(TRAVAIL À FAIRE):
**a.** Répondez à ces questions sur l'article consacré au procès Mediator :
(i) En quelle année Irène Frachon a-t-elle « tiqué » en voyant une patiente obèse atteinte d'une HTAP gravissime ?
(ii) Dans quelle ville s'est tenu le congrès où elle a présenté son étude ?
(iii) En quelle année Georges Chiche a-t-il signalé un cas de fuite valvulaire aortique au centre régional de pharmacovigilance ?
**b.** Prolongez l'article sur le procès Mediator à partir de sa dernière phrase.

(EXTRAIT FOURNI):
• • •

Au procès Mediator, les Drs Irène Frachon et Georges Chiche, lanceurs d'alerte, racontent pourquoi ils ont « tiqué »

Par
Loan Tranthimy -
Publié le 16/10/2019

Crédit photo : S. Toubon

Dans une salle d’audience bondée du tribunal correctionnel, le Dr Irène Frachon se montre très à l’aise ce mercredi 16 octobre. Pantalon beige, veste marron, dossiers sous les bras, la pneumologue, témoin clé dans l’affaire du Mediator, s'est voulue pédagogique durant son exposé de plusieurs heures très attendu.

Schémas, photos et tableaux à l'appui, le médecin a raconté comment elle est parvenue à faire le lien entre un antidiabétique banal, prescrit et commercialisé depuis 30 ans par les laboratoires Servier, et des cas graves de valvulopathies. 

Profondément « marquée » par l'affaire de l’Isoméride, un coupe-faim des laboratoires Servier, à l'origine de cas d'hypertension artérielle pulmonaire (HTAP), la pneumologue, qui en parlait tout le temps à son mari, a « tiqué » dès 2007 en constatant qu’une de ses patientes obèses souffrant d’une HTAP gravissime était précisément sous Mediator.

Pressions

Pendant trois ans, elle ne relâche pas ses efforts pour enquêter sur ce médicament et sa toxicité, médicament « souvent dénoncé » par la revue « Prescrire » comme étant un dérivé de l'amphétamine, se souvient aussi Irène Frachon. Malgré des « doutes », la pneumologue présentera avec l'aide de ses équipes l’état de ses recherches dans une étude (en anglais) devant la communauté scientifique réunie dans un congrès à Berlin (avec 5 patients atteints d'HTAP et un cas de valvulopathie). 

À la barre, elle évoque le « matraquage » de l'industrie, « l’ambiance de menaces et de pression invraisemblables à l’époque ». « Ce système de pression s'est retrouvé à tous les niveaux de la pharmacovigilance jusqu’à aujourd’hui », dit-elle, très critique vis-à-vis de l’agence du médicament (AFSSAPS, devenue ANSM). « Elle préfère s’attaquer aux lanceurs d’alerte. »

Le cardiologue et son alerte « restée dans un tiroir »

La veille déjà, un autre lanceur d'alerte avait été entendu par le tribunal correctionnel de Paris, le Dr Georges Chiche. Le cardiologue des quartiers Nord de Marseille avait signalé lui, dès 1998, au centre régional de pharmacovigilance un cas de fuite valvulaire aortique sur l’un de ses patients. Ce dernier, lui-même généraliste et diabétique en surpoids, s'était autosoigné avec du Mediator, raconte le cardiologue. « Quand je l’ai revu en 1998, je lui ai posé la question. Vous avez pris le Mediator ? Il a dit oui. Et là j’ai tout de suite compris car j’étais en alerte depuis 1995. »

• • •

(DONNÉES):

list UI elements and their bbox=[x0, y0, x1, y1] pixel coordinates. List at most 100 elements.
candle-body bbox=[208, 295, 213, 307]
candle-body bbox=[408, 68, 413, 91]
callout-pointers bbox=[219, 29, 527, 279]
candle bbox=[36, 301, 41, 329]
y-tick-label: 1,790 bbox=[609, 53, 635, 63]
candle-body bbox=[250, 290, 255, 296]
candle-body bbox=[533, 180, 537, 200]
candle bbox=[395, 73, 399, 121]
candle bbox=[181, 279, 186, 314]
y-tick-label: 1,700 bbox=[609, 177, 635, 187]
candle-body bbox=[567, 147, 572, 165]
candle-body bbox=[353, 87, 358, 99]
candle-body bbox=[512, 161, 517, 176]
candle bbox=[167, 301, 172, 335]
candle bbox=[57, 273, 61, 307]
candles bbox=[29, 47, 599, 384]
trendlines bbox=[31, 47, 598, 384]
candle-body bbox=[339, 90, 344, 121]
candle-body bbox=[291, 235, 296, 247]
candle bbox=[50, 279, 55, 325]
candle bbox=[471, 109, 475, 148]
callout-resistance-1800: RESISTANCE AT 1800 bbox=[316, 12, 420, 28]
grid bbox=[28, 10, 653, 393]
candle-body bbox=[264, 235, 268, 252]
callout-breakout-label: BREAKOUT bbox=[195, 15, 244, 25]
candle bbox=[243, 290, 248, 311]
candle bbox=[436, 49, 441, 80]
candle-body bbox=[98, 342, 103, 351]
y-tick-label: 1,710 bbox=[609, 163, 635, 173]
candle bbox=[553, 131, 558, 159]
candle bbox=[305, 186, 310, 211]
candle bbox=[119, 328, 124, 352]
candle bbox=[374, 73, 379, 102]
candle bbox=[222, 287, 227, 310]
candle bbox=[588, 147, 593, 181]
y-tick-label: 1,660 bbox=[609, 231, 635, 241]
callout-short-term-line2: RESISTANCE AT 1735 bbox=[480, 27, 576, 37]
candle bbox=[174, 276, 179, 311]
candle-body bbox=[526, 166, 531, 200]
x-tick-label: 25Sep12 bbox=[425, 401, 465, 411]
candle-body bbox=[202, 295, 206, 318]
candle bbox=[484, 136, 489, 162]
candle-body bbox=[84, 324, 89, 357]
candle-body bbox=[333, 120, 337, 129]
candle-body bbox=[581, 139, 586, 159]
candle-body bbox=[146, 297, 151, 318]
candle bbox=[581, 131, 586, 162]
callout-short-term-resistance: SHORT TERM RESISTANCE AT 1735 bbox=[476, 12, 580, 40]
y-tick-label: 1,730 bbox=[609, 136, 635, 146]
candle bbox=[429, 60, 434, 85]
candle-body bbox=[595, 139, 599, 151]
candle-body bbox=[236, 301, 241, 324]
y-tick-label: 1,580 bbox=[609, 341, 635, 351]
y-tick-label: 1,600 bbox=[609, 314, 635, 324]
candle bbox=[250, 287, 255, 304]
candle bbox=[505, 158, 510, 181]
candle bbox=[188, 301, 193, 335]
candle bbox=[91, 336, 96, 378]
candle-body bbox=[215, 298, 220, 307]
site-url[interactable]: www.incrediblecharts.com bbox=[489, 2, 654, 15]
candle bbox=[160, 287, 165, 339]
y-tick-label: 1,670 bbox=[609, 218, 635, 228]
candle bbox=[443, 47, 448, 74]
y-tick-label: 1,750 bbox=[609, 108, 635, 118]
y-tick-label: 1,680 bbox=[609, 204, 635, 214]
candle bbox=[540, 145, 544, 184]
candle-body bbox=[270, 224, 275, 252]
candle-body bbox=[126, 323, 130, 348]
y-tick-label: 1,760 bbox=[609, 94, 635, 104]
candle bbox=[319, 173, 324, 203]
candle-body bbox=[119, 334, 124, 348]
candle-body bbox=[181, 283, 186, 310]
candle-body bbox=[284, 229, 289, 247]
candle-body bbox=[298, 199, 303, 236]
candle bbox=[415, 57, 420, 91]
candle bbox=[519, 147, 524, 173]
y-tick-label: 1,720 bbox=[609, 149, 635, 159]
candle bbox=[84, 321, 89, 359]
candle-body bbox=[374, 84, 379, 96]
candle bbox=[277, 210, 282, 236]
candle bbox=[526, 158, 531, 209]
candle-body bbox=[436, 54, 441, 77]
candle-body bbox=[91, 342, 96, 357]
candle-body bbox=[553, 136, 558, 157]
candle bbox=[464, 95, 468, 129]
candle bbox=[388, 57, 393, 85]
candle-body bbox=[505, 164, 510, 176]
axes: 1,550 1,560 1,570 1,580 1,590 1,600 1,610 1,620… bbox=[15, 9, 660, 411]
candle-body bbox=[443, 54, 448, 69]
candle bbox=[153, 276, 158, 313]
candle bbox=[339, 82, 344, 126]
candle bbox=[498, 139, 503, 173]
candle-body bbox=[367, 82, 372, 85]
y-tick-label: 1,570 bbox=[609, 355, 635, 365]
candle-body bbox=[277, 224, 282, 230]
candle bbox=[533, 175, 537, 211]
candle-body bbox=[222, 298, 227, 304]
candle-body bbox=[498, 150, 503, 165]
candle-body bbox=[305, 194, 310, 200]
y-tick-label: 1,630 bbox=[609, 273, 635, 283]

• • •

(RÉPONSES RÉDIGÉES):
**a.**
(i) Irène Frachon a « tiqué » en 2007.
(ii) Le congrès s'est tenu à Berlin.
(iii) Georges Chiche a fait ce signalement en 1998.

**b.**
Comment a-t-il fait le lien ? Grâce à sa lecture de revues médicales américaines dont une sur l’épidémie d'hypertension artérielle pulmonaire liée à la consommation d’anorexigènes utilisés dans le traitement de l’obésité... C'est ainsi qu'il fait le rapprochement entre le Mediator et d'autres anorexigènes commercialisés par Servier.

« J’ai lancé l’alerte auprès des cardiologues du quartier pour savoir s’il y avait eu d’autres cas de valvulopathies. J’ai fait aussi ma déclaration au centre de pharmacovigilance en 98. Mais mon dossier est resté dans un tiroir et le produit n’a été retiré que dix ans plus tard. Pourquoi ? », ajoute le médecin.

Trois accusés de réception du laboratoire

De fait, le « cas Chiche » aura eu « zéro accusé de réception » des autorités sanitaires. En revanche, il en a reçu « trois » des laboratoires Servier. L'un est même venu de son ancien professeur de médecine, alors adjoint à la mairie de Marseille, un jazzman dont les « festivals de jazz étaient sponsorisés » par le labo. « Il m'a dit au téléphone : « Georges, tu es brillant, comment tu peux écrire des conneries comme ça ? Il faut retirer ton observation », relate-t-il.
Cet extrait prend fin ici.